→ **Set problem A**:
In the interview on luxury brands, what inspired the 1892 design that the Birkin bag was based on?
→ **Set problem B**:
Copy the stretch of the interview on luxury brands from "Which are the" through "events. Please elaborate.".

━━━━━ Page ━━━━━

Orient-Express is a prime example, as the group owns many hotels with rich histories such as Hotel Cipriani in Venice, Italy. Its ‘A Journey Like No Other’ digital brand awareness campaign back in 2011 highlights this well. 9 short films introduced experiences to be found at their properties – from the canals of Venice to the Lost City of Machu Picchu.
Which are the luxury brands investing most in promoting their origins?
We cannot say which luxury brands are investing the most in promoting their origins, because of the range of the activities being carried out. Some involve larger financial investments, others more time commitments; some are short-term initiatives, some are long-term. So they are not all directly comparable.
In many cases, the identity of a brand is not only about craftsmanship and heritage but also about lifestyle (certain companies are inherently associated with a particular sport i.e. Hermes with equestrian sports), however, few consumers would have access to such events. Please elaborate.
Using the example of Hermes- yes it is inherently associated with equestrian sports. But this again ties back to its heritage, of being a saddler. Its most iconic bag, the Birkin, was based on an 1892 design inspired by the tote bags that Argentinian gauchos used to carry riding equipment. This modern adaptation means that legions of women still want to carry the bag, and attend Hermes’ events. What’s important is that Hermes has a long history of craftsmanship, and that these skills have been passed on to continue producing items of outstanding quality.

━━━━━ Collected data ━━━━━

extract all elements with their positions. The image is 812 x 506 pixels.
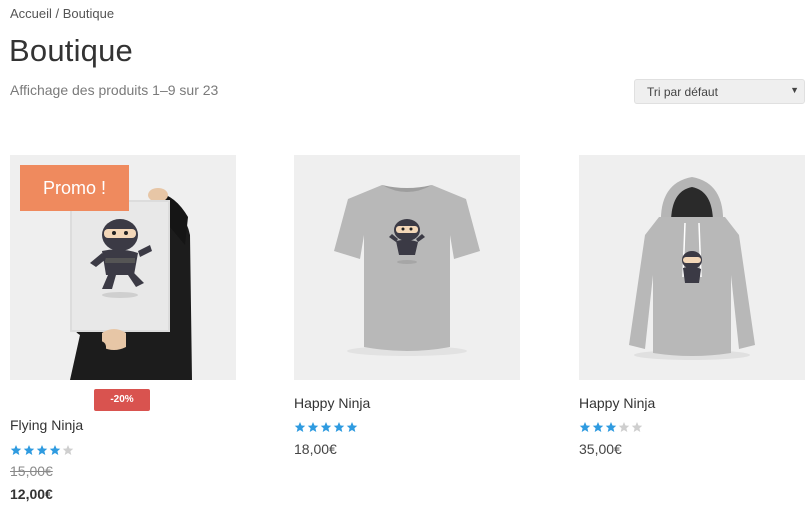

━━━━━

→ **Answer A**:
The tote bags that Argentinian gauchos used to carry riding equipment.

→ **Answer B**:
Which are the luxury brands investing most in promoting their origins?
We cannot say which luxury brands are investing the most in promoting their origins, because of the range of the activities being carried out. Some involve larger financial investments, others more time commitments; some are short-term initiatives, some are long-term. So they are not all directly comparable.
In many cases, the identity of a brand is not only about craftsmanship and heritage but also about lifestyle (certain companies are inherently associated with a particular sport i.e. Hermes with equestrian sports), however, few consumers would have access to such events. Please elaborate.